• [What the task asks] Extract the lines that carry the string "train" from the listing.

Recorded data:
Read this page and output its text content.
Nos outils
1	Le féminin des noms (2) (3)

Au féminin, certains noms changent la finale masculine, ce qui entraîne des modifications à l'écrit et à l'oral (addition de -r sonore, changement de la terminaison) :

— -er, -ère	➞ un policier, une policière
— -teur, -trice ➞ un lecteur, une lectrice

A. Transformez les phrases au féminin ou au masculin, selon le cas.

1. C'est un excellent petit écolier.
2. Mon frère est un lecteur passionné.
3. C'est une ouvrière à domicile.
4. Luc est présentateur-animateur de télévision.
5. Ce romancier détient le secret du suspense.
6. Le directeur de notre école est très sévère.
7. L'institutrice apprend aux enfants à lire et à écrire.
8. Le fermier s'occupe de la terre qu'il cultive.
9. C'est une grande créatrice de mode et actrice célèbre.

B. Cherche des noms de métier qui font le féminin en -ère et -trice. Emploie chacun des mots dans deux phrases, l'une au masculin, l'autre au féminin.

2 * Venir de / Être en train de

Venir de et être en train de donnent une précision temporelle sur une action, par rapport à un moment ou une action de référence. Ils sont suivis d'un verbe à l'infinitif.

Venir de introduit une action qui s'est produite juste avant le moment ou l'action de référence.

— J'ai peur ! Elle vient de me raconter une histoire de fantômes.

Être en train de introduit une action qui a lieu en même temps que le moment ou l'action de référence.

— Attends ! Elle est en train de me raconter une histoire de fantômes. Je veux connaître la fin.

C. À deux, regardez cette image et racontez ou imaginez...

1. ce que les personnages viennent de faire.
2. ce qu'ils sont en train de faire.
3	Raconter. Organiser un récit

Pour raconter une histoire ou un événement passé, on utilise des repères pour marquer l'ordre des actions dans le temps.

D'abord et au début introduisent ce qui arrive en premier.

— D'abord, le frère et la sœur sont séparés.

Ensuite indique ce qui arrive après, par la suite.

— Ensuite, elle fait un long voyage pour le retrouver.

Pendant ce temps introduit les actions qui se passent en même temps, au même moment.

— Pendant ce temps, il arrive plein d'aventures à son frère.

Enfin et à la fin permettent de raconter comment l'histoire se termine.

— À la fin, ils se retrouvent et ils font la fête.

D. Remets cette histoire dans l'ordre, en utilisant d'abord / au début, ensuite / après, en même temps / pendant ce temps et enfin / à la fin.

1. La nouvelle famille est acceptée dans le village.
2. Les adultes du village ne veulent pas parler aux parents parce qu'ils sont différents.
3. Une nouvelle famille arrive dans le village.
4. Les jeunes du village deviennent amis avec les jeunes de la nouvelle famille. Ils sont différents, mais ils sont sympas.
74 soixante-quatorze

• [Reply]
2 * Venir de / Être en train de
Venir de et être en train de donnent une précision temporelle sur une action, par rapport à un moment ou une action de référence. Ils sont suivis d'un verbe à l'infinitif.
Être en train de introduit une action qui a lieu en même temps que le moment ou l'action de référence.
— Attends ! Elle est en train de me raconter une histoire de fantômes. Je veux connaître la fin.
2. ce qu'ils sont en train de faire.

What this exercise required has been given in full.